■ Goal: Below are records. Copy every line with "color" in it.

Start of Input records

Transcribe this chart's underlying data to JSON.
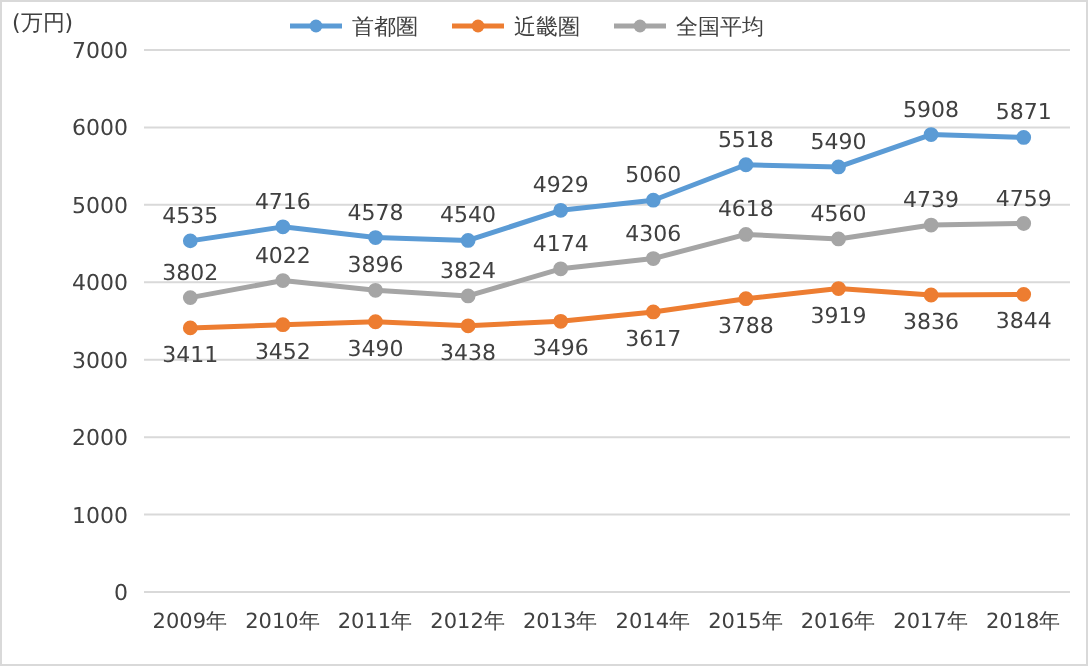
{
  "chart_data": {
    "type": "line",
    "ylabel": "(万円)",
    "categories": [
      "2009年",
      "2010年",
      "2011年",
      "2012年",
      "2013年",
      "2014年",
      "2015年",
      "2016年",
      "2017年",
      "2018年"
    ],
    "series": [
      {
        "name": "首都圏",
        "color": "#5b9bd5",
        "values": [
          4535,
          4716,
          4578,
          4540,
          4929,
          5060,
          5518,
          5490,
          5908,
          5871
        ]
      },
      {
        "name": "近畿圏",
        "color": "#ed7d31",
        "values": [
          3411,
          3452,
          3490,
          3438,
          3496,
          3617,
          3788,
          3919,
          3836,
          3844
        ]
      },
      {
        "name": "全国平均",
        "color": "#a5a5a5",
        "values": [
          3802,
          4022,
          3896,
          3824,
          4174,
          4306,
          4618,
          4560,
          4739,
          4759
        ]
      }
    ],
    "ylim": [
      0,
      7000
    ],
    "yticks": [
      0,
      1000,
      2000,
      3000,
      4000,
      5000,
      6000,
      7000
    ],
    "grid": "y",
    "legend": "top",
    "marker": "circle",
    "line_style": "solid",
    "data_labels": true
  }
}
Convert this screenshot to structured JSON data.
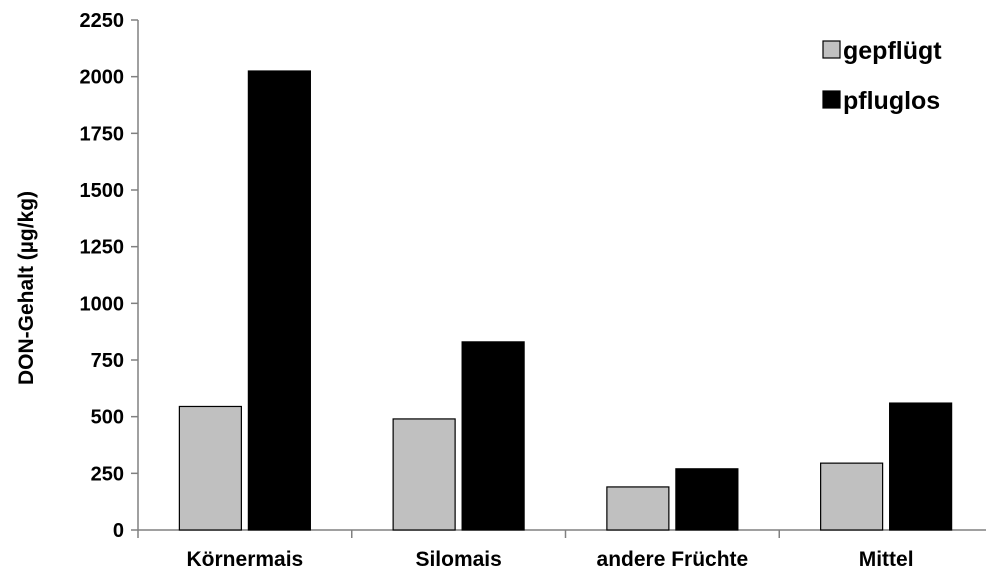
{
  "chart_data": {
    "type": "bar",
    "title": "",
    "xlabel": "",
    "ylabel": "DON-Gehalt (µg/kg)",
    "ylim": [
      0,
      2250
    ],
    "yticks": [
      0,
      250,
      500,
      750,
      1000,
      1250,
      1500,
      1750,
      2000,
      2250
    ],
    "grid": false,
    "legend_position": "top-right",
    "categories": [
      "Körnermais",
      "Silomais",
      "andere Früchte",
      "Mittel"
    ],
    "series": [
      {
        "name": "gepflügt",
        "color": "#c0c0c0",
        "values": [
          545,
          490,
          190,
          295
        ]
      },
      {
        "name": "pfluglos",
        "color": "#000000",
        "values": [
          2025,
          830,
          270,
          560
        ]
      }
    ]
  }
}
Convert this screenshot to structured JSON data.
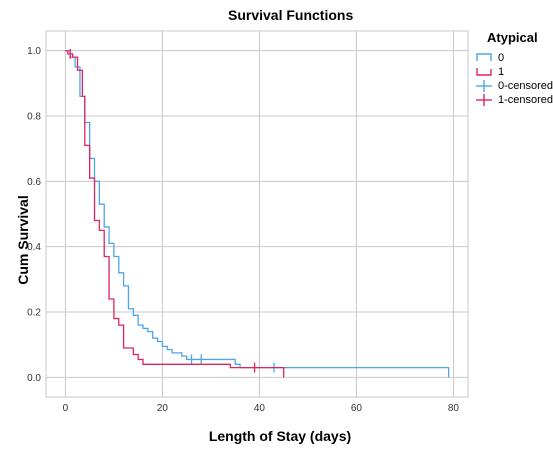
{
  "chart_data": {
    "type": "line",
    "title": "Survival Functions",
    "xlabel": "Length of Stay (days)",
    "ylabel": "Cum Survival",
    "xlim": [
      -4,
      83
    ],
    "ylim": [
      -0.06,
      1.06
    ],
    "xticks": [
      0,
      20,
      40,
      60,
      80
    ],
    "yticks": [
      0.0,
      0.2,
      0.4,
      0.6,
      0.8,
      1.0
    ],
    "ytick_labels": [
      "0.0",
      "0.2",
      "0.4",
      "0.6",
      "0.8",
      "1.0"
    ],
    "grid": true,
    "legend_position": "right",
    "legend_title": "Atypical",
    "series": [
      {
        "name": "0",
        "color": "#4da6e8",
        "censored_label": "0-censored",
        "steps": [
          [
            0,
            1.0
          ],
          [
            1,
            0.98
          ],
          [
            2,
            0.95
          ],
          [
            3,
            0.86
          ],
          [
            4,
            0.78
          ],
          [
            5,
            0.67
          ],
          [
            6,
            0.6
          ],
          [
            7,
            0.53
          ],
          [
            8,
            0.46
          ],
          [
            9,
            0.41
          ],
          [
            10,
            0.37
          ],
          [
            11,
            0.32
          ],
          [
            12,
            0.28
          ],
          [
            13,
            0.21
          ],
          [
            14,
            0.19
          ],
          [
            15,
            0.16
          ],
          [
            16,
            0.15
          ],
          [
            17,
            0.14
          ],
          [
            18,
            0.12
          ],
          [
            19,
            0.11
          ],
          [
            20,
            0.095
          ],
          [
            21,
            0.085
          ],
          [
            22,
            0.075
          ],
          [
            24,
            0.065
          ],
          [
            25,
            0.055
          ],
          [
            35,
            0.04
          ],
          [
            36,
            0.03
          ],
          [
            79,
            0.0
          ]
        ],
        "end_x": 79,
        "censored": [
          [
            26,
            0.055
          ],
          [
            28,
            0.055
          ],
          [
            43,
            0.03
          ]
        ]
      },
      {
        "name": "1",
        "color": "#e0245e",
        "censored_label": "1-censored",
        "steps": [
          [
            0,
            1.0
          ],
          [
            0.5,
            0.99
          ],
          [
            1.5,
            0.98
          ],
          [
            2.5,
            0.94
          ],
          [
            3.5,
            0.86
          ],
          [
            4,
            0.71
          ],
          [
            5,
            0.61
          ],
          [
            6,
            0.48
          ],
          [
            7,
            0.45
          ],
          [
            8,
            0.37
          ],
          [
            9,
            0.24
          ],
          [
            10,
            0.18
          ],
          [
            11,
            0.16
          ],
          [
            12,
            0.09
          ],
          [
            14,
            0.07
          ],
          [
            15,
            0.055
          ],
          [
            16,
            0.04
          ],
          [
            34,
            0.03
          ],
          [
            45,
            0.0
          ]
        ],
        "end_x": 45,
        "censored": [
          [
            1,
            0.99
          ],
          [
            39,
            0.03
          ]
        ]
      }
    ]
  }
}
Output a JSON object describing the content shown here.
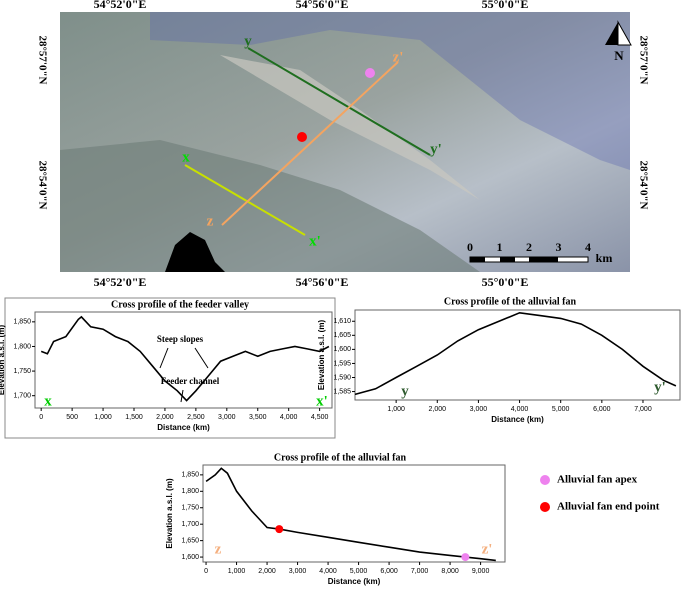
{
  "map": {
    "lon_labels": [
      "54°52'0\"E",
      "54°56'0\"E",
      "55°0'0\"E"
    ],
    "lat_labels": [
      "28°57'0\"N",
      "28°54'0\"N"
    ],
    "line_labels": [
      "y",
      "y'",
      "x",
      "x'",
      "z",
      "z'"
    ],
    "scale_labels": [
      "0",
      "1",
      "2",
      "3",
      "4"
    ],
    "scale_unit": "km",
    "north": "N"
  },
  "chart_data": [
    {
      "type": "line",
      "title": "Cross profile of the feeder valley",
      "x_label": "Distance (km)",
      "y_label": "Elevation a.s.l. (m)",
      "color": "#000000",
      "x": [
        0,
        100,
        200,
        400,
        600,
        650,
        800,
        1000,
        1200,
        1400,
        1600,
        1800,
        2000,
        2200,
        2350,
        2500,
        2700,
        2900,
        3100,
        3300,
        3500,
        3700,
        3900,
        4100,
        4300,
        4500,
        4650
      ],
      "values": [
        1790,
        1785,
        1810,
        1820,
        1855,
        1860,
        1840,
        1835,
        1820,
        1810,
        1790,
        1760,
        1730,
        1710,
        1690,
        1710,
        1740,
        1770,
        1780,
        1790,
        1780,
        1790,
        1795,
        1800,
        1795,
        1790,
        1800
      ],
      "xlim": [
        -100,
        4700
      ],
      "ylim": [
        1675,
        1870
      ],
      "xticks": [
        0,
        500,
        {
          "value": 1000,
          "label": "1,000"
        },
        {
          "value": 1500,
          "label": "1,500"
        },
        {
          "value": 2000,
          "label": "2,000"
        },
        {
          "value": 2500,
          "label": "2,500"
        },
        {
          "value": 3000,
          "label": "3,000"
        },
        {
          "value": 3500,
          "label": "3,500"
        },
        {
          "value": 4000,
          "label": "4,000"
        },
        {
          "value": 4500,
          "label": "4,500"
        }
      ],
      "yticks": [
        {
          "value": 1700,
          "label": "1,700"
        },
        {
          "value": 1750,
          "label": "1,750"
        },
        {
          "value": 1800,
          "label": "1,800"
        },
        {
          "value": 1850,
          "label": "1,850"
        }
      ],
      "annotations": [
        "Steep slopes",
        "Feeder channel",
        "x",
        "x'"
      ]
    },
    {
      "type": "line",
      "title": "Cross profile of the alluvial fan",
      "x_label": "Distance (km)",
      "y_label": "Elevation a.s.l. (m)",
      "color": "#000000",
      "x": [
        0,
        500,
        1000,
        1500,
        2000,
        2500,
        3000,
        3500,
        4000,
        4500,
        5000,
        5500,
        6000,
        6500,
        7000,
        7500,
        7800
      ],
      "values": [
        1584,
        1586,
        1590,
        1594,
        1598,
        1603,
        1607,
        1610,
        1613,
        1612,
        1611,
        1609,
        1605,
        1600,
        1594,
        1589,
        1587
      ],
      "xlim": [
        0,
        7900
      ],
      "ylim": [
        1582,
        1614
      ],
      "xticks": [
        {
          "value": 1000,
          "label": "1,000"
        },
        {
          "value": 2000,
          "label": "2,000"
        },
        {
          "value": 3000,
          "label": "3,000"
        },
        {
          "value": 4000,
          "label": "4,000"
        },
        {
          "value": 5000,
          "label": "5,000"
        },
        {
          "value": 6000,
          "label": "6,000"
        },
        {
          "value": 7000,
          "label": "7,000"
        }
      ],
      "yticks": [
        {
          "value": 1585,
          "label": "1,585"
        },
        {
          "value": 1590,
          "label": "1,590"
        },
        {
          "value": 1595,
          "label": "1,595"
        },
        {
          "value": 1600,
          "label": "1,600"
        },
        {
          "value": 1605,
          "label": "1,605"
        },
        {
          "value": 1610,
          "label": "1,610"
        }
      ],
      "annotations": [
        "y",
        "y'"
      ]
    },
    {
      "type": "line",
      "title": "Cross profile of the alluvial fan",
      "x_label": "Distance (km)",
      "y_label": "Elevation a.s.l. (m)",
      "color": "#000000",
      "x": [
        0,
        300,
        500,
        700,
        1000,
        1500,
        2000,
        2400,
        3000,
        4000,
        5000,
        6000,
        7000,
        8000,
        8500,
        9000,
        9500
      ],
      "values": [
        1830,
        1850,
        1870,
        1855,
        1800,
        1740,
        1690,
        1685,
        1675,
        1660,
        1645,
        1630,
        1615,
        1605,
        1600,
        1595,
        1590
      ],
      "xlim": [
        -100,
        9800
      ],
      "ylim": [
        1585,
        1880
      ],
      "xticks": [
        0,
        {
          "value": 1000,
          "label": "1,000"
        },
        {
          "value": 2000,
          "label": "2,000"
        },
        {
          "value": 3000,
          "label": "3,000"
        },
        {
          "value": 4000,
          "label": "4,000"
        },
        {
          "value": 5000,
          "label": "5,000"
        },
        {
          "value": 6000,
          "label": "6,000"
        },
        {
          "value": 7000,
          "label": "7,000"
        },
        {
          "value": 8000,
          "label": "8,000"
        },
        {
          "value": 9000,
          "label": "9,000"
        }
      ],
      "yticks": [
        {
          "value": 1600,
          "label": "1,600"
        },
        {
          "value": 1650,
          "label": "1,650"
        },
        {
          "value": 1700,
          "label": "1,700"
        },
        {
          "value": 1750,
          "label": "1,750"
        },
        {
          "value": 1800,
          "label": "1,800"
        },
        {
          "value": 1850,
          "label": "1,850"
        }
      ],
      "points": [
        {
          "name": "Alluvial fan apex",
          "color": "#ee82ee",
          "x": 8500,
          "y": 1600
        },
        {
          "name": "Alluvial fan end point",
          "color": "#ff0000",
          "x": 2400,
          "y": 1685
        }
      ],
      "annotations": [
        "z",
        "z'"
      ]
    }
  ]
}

End of Input records

■ Reply to the task:
        "color": "#5b9bd5",
        "color": "#ed7d31",
        "color": "#a5a5a5",
        "color": "#c0c0c0",
        "color": "#000000",
        "color": "#4da6e8",
        "color": "#e0245e",
      "color": "#000000",
      "color": "#000000",
      "color": "#000000",
          "color": "#ee82ee",
          "color": "#ff0000",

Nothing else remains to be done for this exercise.